* start Exercise material *
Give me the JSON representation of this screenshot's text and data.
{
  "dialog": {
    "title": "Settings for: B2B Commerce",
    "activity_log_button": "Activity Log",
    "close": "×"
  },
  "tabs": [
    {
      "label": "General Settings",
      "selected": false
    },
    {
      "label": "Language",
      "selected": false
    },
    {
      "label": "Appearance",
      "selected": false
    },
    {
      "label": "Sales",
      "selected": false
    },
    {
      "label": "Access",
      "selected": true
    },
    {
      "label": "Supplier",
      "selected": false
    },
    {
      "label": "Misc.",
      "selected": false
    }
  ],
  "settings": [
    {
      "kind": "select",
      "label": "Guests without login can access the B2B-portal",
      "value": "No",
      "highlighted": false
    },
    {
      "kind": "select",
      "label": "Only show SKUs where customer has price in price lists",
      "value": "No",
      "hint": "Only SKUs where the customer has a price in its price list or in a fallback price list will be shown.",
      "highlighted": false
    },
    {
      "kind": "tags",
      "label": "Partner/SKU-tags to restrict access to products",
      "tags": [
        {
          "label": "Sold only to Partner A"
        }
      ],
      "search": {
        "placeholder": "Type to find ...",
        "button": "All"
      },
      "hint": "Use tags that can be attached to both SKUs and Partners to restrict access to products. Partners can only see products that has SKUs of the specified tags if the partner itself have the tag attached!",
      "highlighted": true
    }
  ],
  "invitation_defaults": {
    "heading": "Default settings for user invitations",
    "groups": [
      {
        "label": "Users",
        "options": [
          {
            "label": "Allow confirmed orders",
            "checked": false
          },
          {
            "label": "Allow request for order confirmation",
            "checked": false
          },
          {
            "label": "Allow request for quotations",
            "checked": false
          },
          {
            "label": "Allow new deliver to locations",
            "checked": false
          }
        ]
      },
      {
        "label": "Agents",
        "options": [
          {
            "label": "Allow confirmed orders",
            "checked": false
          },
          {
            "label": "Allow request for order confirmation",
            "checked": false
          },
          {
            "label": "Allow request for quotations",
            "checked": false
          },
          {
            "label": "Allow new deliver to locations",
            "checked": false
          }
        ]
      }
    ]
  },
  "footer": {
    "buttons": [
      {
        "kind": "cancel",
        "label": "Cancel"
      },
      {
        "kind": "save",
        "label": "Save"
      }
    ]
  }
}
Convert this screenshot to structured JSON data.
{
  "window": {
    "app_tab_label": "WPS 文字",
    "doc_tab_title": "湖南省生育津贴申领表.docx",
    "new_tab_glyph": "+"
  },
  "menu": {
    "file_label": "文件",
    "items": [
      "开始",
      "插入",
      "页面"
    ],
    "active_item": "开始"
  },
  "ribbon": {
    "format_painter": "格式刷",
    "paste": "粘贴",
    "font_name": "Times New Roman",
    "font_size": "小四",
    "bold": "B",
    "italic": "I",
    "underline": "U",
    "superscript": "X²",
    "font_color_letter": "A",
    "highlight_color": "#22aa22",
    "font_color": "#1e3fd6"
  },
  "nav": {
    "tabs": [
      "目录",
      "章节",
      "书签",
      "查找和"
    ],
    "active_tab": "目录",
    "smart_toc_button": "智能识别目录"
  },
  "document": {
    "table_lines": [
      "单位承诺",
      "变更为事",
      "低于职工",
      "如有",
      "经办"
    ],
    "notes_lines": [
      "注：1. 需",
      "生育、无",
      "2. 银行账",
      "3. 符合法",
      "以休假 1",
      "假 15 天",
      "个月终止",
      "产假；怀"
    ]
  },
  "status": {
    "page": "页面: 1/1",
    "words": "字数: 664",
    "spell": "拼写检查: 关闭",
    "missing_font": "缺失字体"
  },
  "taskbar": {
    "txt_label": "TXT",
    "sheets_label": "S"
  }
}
* end Exercise material *
Copy every line of the listing that includes the string "where".

      "label": "Only show SKUs where customer has price in price lists",
      "hint": "Only SKUs where the customer has a price in its price list or in a fallback price list will be shown.",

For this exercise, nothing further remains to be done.